*Extracted records*:

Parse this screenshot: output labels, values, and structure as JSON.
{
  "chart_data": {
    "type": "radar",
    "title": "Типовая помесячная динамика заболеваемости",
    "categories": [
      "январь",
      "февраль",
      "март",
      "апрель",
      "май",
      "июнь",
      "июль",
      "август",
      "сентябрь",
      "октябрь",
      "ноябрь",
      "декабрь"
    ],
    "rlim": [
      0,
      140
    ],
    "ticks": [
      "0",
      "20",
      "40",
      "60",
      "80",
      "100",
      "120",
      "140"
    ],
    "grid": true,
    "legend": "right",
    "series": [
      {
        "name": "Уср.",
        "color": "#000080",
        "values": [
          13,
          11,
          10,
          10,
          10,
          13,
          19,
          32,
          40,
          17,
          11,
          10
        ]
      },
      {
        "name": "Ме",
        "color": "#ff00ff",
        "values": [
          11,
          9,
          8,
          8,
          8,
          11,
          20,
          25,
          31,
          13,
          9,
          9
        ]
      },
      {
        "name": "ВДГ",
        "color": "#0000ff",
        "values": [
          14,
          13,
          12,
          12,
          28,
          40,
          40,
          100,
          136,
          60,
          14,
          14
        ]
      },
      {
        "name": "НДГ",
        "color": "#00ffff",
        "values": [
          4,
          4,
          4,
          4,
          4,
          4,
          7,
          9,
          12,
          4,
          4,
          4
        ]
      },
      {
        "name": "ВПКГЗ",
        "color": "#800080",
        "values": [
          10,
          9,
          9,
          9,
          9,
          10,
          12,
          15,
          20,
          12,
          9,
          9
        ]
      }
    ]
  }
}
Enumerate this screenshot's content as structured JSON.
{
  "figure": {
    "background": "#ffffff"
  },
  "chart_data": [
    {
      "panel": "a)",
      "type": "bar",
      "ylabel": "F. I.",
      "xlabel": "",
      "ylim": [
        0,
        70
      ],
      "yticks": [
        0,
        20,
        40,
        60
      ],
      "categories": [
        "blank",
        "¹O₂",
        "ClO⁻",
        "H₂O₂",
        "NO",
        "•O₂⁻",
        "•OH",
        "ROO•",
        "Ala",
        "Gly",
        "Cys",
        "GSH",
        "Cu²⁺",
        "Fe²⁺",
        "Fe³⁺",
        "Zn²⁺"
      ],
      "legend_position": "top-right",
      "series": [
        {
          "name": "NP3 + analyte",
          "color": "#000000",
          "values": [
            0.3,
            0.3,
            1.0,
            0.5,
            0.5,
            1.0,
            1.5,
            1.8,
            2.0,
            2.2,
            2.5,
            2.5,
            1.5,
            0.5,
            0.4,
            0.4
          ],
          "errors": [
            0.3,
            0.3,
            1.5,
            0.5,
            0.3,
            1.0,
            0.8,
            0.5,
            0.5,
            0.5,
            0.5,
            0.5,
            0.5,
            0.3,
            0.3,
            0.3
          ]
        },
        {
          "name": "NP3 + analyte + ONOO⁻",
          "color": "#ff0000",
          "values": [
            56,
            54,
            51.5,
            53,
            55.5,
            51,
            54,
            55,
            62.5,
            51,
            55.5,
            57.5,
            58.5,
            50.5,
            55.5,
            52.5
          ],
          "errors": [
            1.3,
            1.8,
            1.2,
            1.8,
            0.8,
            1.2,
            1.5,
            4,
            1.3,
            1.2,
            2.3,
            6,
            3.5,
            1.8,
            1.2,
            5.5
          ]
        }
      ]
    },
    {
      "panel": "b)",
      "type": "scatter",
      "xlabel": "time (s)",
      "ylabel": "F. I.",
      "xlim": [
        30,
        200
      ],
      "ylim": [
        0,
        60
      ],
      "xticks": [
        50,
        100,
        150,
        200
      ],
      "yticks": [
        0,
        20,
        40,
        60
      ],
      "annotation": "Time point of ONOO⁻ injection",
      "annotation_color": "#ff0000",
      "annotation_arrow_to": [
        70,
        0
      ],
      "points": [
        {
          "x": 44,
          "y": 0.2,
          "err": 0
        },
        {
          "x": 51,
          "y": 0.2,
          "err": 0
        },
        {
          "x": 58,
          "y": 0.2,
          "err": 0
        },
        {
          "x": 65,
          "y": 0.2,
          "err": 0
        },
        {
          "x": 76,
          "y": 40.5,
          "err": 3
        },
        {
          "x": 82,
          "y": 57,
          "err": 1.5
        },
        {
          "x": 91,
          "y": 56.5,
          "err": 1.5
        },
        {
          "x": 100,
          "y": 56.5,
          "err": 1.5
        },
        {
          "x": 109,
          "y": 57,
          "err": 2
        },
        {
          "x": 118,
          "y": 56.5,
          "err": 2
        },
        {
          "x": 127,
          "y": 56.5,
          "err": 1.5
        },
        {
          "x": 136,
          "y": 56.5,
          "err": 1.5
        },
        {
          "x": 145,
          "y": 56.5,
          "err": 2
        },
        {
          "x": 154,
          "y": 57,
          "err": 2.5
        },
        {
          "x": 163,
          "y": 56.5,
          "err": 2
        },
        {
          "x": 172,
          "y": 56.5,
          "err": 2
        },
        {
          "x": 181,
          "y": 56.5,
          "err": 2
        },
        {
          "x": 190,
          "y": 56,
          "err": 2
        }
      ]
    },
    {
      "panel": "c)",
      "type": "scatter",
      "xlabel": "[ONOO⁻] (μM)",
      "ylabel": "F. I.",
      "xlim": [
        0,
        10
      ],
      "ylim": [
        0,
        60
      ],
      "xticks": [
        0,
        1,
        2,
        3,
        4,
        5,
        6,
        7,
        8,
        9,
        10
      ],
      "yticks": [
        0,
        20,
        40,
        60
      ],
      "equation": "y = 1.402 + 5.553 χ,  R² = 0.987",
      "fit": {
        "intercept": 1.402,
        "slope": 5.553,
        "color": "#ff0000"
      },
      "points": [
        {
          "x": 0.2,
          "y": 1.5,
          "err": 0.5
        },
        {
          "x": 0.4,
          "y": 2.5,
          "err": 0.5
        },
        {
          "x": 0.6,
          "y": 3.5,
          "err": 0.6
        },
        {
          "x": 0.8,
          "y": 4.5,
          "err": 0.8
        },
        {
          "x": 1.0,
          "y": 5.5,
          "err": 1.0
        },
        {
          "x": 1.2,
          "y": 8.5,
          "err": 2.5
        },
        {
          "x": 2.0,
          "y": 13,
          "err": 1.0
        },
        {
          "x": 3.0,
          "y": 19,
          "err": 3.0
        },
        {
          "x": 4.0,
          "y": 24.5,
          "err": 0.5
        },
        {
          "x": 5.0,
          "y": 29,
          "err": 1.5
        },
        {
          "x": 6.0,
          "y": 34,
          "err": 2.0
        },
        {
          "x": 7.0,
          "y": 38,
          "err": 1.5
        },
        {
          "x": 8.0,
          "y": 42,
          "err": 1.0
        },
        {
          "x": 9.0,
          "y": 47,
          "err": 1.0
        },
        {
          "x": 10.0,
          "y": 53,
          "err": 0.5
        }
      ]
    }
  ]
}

*Task description*: Lines that include the word "type" are to be extracted from the data above.

*Solution below*:
    "type": "radar",
      "type": "bar",
      "type": "scatter",
      "type": "scatter",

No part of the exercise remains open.